INSTRUCTION
Report how many lines contain the word "phương"; answer with the number only.

INFORMATION GIVEN
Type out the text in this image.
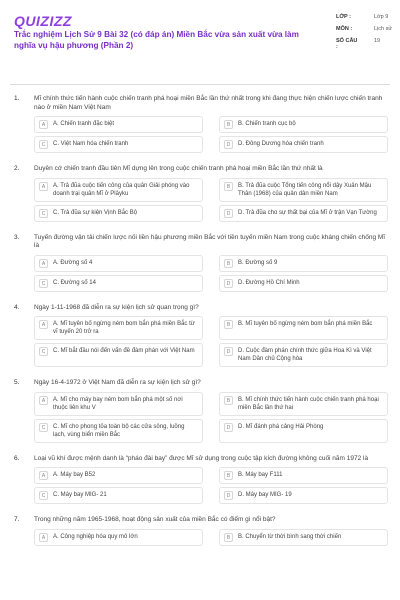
QUIZIZZ
Trắc nghiệm Lịch Sử 9 Bài 32 (có đáp án) Miền Bắc vừa sản xuất vừa làm nghĩa vụ hậu phương (Phần 2)
LỚP :	Lớp 9
MÔN :	Lịch sử
SỐ CÂU :
19
1. Mĩ chính thức tiến hành cuộc chiến tranh phá hoại miền Bắc lần thứ nhất trong khi đang thực hiện chiến lược chiến tranh nào ở miền Nam Việt Nam
A	A. Chiến tranh đặc biệt	B	B. Chiến tranh cục bộ
C	C. Việt Nam hóa chiến tranh	D	D. Đông Dương hóa chiến tranh
2. Duyên cớ chiến tranh đầu tiên Mĩ dựng lên trong cuộc chiến tranh phá hoại miền Bắc lần thứ nhất là
A	A. Trả đũa cuộc tiến công của quân Giải phóng vào doanh trại quân Mĩ ở Plâyku
B	B. Trả đũa cuộc Tổng tiến công nổi dậy Xuân Mậu Thân (1968) của quân dân miền Nam
C	C. Trả đũa sự kiện Vịnh Bắc Bộ	D	D. Trả đũa cho sự thất bại của Mĩ ở trận Vạn Tường
3. Tuyến đường vận tải chiến lược nối liền hậu phương miền Bắc với tiền tuyến miền Nam trong cuộc kháng chiến chống Mĩ là
A	A. Đường số 4	B	B. Đường số 9
C	C. Đường số 14	D	D. Đường Hồ Chí Minh
4. Ngày 1-11-1968 đã diễn ra sự kiện lịch sử quan trọng gì?
A	A. Mĩ tuyên bố ngừng ném bom bắn phá miền Bắc từ vĩ tuyến 20 trở ra
B	B. Mĩ tuyên bố ngừng ném bom bắn phá miền Bắc
C	C. Mĩ bắt đầu nói đến vấn đề đàm phán với Việt Nam	D	D. Cuộc đàm phán chính thức giữa Hoa Kì và Việt Nam Dân chủ Cộng hòa
5. Ngày 16-4-1972 ở Việt Nam đã diễn ra sự kiện lịch sử gì?
A	A. Mĩ cho máy bay ném bom bắn phá một số nơi thuộc liên khu V
B	B. Mĩ chính thức tiến hành cuộc chiến tranh phá hoại miền Bắc lần thứ hai
C	C. Mĩ cho phong tỏa toàn bộ các cửa sông, luồng lạch, vùng biển miền Bắc
D	D. Mĩ đánh phá cảng Hải Phòng
6. Loại vũ khí được mệnh danh là “pháo đài bay” được Mĩ sử dụng trong cuộc tập kích đường không cuối năm 1972 là
A	A. Máy bay B52	B	B. Máy bay F111
C	C. Máy bay MIG- 21	D	D. Máy bay MIG- 19
7. Trong những năm 1965-1968, hoạt động sản xuất của miền Bắc có điểm gì nổi bật?
A	A. Công nghiệp hóa quy mô lớn	B	B. Chuyển từ thời bình sang thời chiến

EXERCISE RESULT
2